Data for this exercise:
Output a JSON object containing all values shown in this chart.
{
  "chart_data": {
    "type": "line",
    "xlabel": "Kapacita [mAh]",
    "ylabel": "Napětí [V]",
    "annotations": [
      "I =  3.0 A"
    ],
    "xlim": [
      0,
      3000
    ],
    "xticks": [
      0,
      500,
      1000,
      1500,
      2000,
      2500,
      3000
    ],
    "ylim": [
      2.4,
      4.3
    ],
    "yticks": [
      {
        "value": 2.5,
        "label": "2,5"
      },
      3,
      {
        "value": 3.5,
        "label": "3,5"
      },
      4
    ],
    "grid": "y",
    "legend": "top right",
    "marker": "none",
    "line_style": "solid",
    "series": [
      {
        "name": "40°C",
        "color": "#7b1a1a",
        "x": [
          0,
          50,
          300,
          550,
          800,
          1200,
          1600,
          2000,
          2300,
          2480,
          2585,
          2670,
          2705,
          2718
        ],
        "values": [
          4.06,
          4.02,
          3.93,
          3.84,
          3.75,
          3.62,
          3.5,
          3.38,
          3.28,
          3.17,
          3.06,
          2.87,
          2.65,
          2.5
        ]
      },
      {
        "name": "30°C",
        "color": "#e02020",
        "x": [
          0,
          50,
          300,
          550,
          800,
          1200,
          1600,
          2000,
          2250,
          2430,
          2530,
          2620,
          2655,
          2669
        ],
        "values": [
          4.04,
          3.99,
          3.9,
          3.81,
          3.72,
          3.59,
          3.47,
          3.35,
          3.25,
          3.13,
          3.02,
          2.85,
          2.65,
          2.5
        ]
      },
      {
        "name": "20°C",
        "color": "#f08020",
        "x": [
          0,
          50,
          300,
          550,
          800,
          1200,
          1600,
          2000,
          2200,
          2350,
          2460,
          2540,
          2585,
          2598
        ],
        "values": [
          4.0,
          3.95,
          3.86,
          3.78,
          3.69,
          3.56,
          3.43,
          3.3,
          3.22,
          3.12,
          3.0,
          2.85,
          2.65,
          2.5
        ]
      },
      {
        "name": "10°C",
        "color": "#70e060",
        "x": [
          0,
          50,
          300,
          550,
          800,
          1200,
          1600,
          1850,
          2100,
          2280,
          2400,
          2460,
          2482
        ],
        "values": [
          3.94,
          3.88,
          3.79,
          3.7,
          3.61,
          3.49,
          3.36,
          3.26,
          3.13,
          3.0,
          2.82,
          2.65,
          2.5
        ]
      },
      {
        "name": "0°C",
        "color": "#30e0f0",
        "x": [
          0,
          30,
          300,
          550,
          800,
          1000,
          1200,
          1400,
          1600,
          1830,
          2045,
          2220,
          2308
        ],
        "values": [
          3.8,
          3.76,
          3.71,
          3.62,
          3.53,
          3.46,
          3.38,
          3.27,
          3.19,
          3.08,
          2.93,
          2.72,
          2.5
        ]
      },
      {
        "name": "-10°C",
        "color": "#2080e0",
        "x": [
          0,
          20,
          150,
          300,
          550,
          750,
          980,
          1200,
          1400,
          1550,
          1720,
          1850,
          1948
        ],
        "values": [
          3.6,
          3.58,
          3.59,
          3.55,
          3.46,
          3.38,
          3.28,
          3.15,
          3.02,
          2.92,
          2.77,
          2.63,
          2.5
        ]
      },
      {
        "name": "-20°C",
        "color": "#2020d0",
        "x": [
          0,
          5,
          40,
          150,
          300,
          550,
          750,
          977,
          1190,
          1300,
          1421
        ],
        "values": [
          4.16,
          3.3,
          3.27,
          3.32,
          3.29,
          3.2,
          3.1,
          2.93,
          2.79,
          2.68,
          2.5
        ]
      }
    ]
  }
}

Work to complete:
Read the data above. Pull out each line in which the string "color" appears.

Exercise response:
        "color": "#7b1a1a",
        "color": "#e02020",
        "color": "#f08020",
        "color": "#70e060",
        "color": "#30e0f0",
        "color": "#2080e0",
        "color": "#2020d0",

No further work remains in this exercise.